▸ **WHAT IS ASKED**:
Retype each line of the material exactly, please, skipping any picture in it.

Collected data entries:
* START *

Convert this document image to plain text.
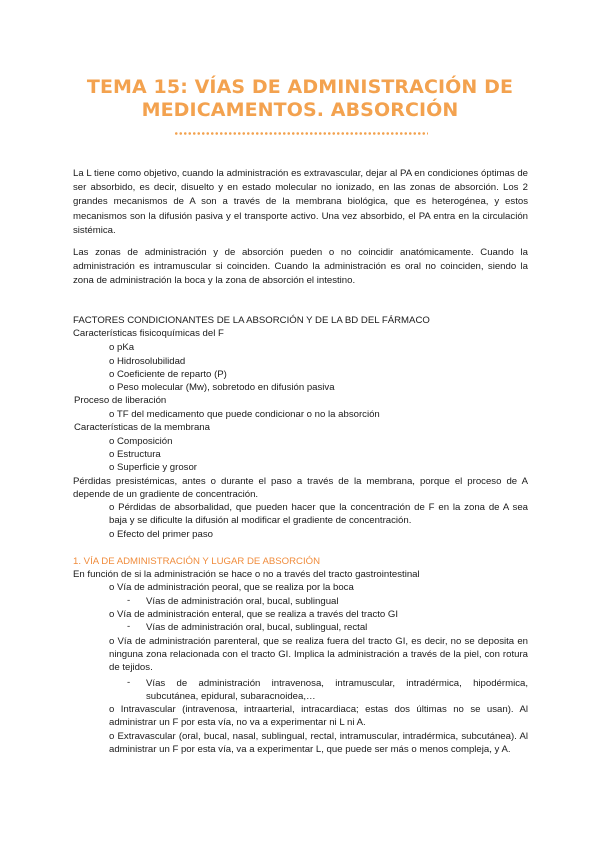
TEMA 15: VÍAS DE ADMINISTRACIÓN DE
MEDICAMENTOS. ABSORCIÓN

La L tiene como objetivo, cuando la administración es extravascular, dejar al PA en condiciones óptimas de ser absorbido, es decir, disuelto y en estado molecular no ionizado, en las zonas de absorción. Los 2 grandes mecanismos de A son a través de la membrana biológica, que es heterogénea, y estos mecanismos son la difusión pasiva y el transporte activo. Una vez absorbido, el PA entra en la circulación sistémica.

Las zonas de administración y de absorción pueden o no coincidir anatómicamente. Cuando la administración es intramuscular si coinciden. Cuando la administración es oral no coinciden, siendo la zona de administración la boca y la zona de absorción el intestino.

FACTORES CONDICIONANTES DE LA ABSORCIÓN Y DE LA BD DEL FÁRMACO
Características fisicoquímicas del F
o pKa
o Hidrosolubilidad
o Coeficiente de reparto (P)
o Peso molecular (Mw), sobretodo en difusión pasiva
Proceso de liberación
o TF del medicamento que puede condicionar o no la absorción
Características de la membrana
o Composición
o Estructura
o Superficie y grosor

Pérdidas presistémicas, antes o durante el paso a través de la membrana, porque el proceso de A depende de un gradiente de concentración.

o Pérdidas de absorbalidad, que pueden hacer que la concentración de F en la zona de A sea baja y se dificulte la difusión al modificar el gradiente de concentración.

o Efecto del primer paso
1. VÍA DE ADMINISTRACIÓN Y LUGAR DE ABSORCIÓN
En función de si la administración se hace o no a través del tracto gastrointestinal
o Vía de administración peoral, que se realiza por la boca
- Vías de administración oral, bucal, sublingual
o Vía de administración enteral, que se realiza a través del tracto GI
- Vías de administración oral, bucal, sublingual, rectal

o Vía de administración parenteral, que se realiza fuera del tracto GI, es decir, no se deposita en ninguna zona relacionada con el tracto GI. Implica la administración a través de la piel, con rotura de tejidos.

- Vías de administración intravenosa, intramuscular, intradérmica, hipodérmica, subcutánea, epidural, subaracnoidea,…

o Intravascular (intravenosa, intraarterial, intracardiaca; estas dos últimas no se usan). Al administrar un F por esta vía, no va a experimentar ni L ni A.

o Extravascular (oral, bucal, nasal, sublingual, rectal, intramuscular, intradérmica, subcutánea). Al administrar un F por esta vía, va a experimentar L, que puede ser más o menos compleja, y A.
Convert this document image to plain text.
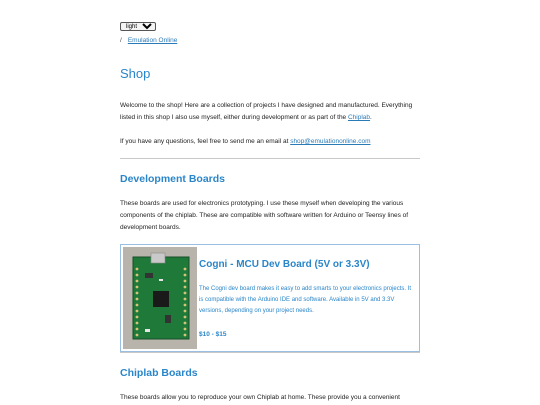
light
/ Emulation Online
Shop

Welcome to the shop! Here are a collection of projects I have designed and manufactured. Everything listed in this shop I also use myself, either during development or as part of the Chiplab.

If you have any questions, feel free to send me an email at shop@emulationonline.com

Development Boards

These boards are used for electronics prototyping. I use these myself when developing the various components of the chiplab. These are compatible with software written for Arduino or Teensy lines of development boards.

Cogni - MCU Dev Board (5V or 3.3V)
The Cogni dev board makes it easy to add smarts to your electronics projects. It is compatible with the Arduino IDE and software. Available in 5V and 3.3V versions, depending on your project needs.
$10 - $15
Chiplab Boards

These boards allow you to reproduce your own Chiplab at home. These provide you a convenient
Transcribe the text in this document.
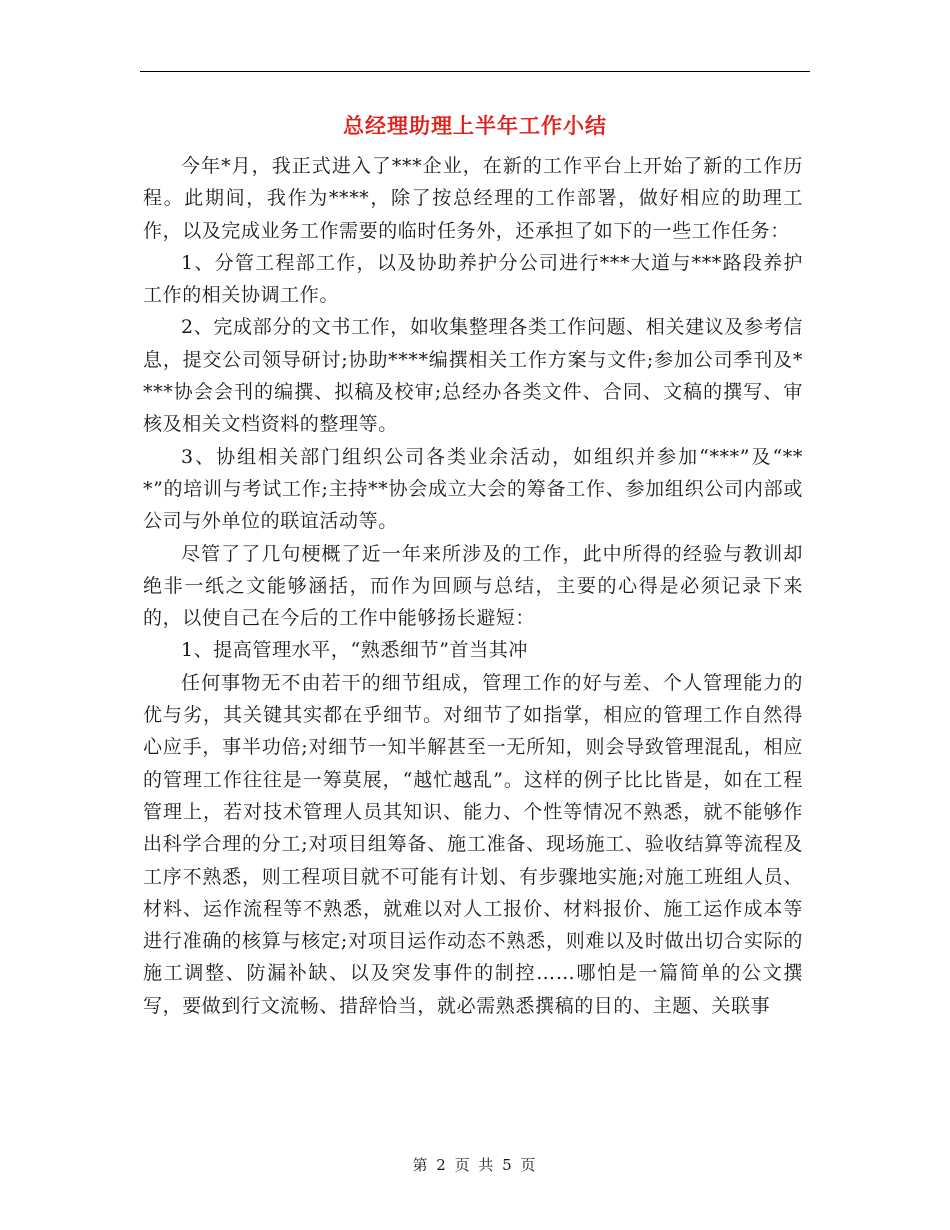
总经理助理上半年工作小结

今年*月，我正式进入了***企业，在新的工作平台上开始了新的工作历程。此期间，我作为****，除了按总经理的工作部署，做好相应的助理工作，以及完成业务工作需要的临时任务外，还承担了如下的一些工作任务：

1、分管工程部工作，以及协助养护分公司进行***大道与***路段养护工作的相关协调工作。

2、完成部分的文书工作，如收集整理各类工作问题、相关建议及参考信息，提交公司领导研讨;协助****编撰相关工作方案与文件;参加公司季刊及****协会会刊的编撰、拟稿及校审;总经办各类文件、合同、文稿的撰写、审核及相关文档资料的整理等。

3、协组相关部门组织公司各类业余活动，如组织并参加“***”及“***”的培训与考试工作;主持**协会成立大会的筹备工作、参加组织公司内部或公司与外单位的联谊活动等。

尽管了了几句梗概了近一年来所涉及的工作，此中所得的经验与教训却绝非一纸之文能够涵括，而作为回顾与总结，主要的心得是必须记录下来的，以使自己在今后的工作中能够扬长避短：

1、提高管理水平，“熟悉细节”首当其冲

任何事物无不由若干的细节组成，管理工作的好与差、个人管理能力的优与劣，其关键其实都在乎细节。对细节了如指掌，相应的管理工作自然得心应手，事半功倍;对细节一知半解甚至一无所知，则会导致管理混乱，相应的管理工作往往是一筹莫展，“越忙越乱”。这样的例子比比皆是，如在工程管理上，若对技术管理人员其知识、能力、个性等情况不熟悉，就不能够作出科学合理的分工;对项目组筹备、施工准备、现场施工、验收结算等流程及工序不熟悉，则工程项目就不可能有计划、有步骤地实施;对施工班组人员、材料、运作流程等不熟悉，就难以对人工报价、材料报价、施工运作成本等进行准确的核算与核定;对项目运作动态不熟悉，则难以及时做出切合实际的施工调整、防漏补缺、以及突发事件的制控……哪怕是一篇简单的公文撰写，要做到行文流畅、措辞恰当，就必需熟悉撰稿的目的、主题、关联事

第 2 页 共 5 页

* END *

▸ **ANSWER TO THE EXERCISE**:
Convert this document image to plain text.
TEMA 15: VÍAS DE ADMINISTRACIÓN DE
MEDICAMENTOS. ABSORCIÓN

La L tiene como objetivo, cuando la administración es extravascular, dejar al PA en condiciones óptimas de ser absorbido, es decir, disuelto y en estado molecular no ionizado, en las zonas de absorción. Los 2 grandes mecanismos de A son a través de la membrana biológica, que es heterogénea, y estos mecanismos son la difusión pasiva y el transporte activo. Una vez absorbido, el PA entra en la circulación sistémica.

Las zonas de administración y de absorción pueden o no coincidir anatómicamente. Cuando la administración es intramuscular si coinciden. Cuando la administración es oral no coinciden, siendo la zona de administración la boca y la zona de absorción el intestino.

FACTORES CONDICIONANTES DE LA ABSORCIÓN Y DE LA BD DEL FÁRMACO
Características fisicoquímicas del F
o pKa
o Hidrosolubilidad
o Coeficiente de reparto (P)
o Peso molecular (Mw), sobretodo en difusión pasiva
Proceso de liberación
o TF del medicamento que puede condicionar o no la absorción
Características de la membrana
o Composición
o Estructura
o Superficie y grosor

Pérdidas presistémicas, antes o durante el paso a través de la membrana, porque el proceso de A depende de un gradiente de concentración.

o Pérdidas de absorbalidad, que pueden hacer que la concentración de F en la zona de A sea baja y se dificulte la difusión al modificar el gradiente de concentración.

o Efecto del primer paso
1. VÍA DE ADMINISTRACIÓN Y LUGAR DE ABSORCIÓN
En función de si la administración se hace o no a través del tracto gastrointestinal
o Vía de administración peoral, que se realiza por la boca
- Vías de administración oral, bucal, sublingual
o Vía de administración enteral, que se realiza a través del tracto GI
- Vías de administración oral, bucal, sublingual, rectal

o Vía de administración parenteral, que se realiza fuera del tracto GI, es decir, no se deposita en ninguna zona relacionada con el tracto GI. Implica la administración a través de la piel, con rotura de tejidos.

- Vías de administración intravenosa, intramuscular, intradérmica, hipodérmica, subcutánea, epidural, subaracnoidea,…

o Intravascular (intravenosa, intraarterial, intracardiaca; estas dos últimas no se usan). Al administrar un F por esta vía, no va a experimentar ni L ni A.

o Extravascular (oral, bucal, nasal, sublingual, rectal, intramuscular, intradérmica, subcutánea). Al administrar un F por esta vía, va a experimentar L, que puede ser más o menos compleja, y A.
Convert this document image to plain text.
light
/ Emulation Online
Shop

Welcome to the shop! Here are a collection of projects I have designed and manufactured. Everything listed in this shop I also use myself, either during development or as part of the Chiplab.

If you have any questions, feel free to send me an email at shop@emulationonline.com

Development Boards

These boards are used for electronics prototyping. I use these myself when developing the various components of the chiplab. These are compatible with software written for Arduino or Teensy lines of development boards.

Cogni - MCU Dev Board (5V or 3.3V)
The Cogni dev board makes it easy to add smarts to your electronics projects. It is compatible with the Arduino IDE and software. Available in 5V and 3.3V versions, depending on your project needs.
$10 - $15
Chiplab Boards

These boards allow you to reproduce your own Chiplab at home. These provide you a convenient
Transcribe the text in this document.
总经理助理上半年工作小结

今年*月，我正式进入了***企业，在新的工作平台上开始了新的工作历程。此期间，我作为****，除了按总经理的工作部署，做好相应的助理工作，以及完成业务工作需要的临时任务外，还承担了如下的一些工作任务：

1、分管工程部工作，以及协助养护分公司进行***大道与***路段养护工作的相关协调工作。

2、完成部分的文书工作，如收集整理各类工作问题、相关建议及参考信息，提交公司领导研讨;协助****编撰相关工作方案与文件;参加公司季刊及****协会会刊的编撰、拟稿及校审;总经办各类文件、合同、文稿的撰写、审核及相关文档资料的整理等。

3、协组相关部门组织公司各类业余活动，如组织并参加“***”及“***”的培训与考试工作;主持**协会成立大会的筹备工作、参加组织公司内部或公司与外单位的联谊活动等。

尽管了了几句梗概了近一年来所涉及的工作，此中所得的经验与教训却绝非一纸之文能够涵括，而作为回顾与总结，主要的心得是必须记录下来的，以使自己在今后的工作中能够扬长避短：

1、提高管理水平，“熟悉细节”首当其冲

任何事物无不由若干的细节组成，管理工作的好与差、个人管理能力的优与劣，其关键其实都在乎细节。对细节了如指掌，相应的管理工作自然得心应手，事半功倍;对细节一知半解甚至一无所知，则会导致管理混乱，相应的管理工作往往是一筹莫展，“越忙越乱”。这样的例子比比皆是，如在工程管理上，若对技术管理人员其知识、能力、个性等情况不熟悉，就不能够作出科学合理的分工;对项目组筹备、施工准备、现场施工、验收结算等流程及工序不熟悉，则工程项目就不可能有计划、有步骤地实施;对施工班组人员、材料、运作流程等不熟悉，就难以对人工报价、材料报价、施工运作成本等进行准确的核算与核定;对项目运作动态不熟悉，则难以及时做出切合实际的施工调整、防漏补缺、以及突发事件的制控……哪怕是一篇简单的公文撰写，要做到行文流畅、措辞恰当，就必需熟悉撰稿的目的、主题、关联事

第 2 页 共 5 页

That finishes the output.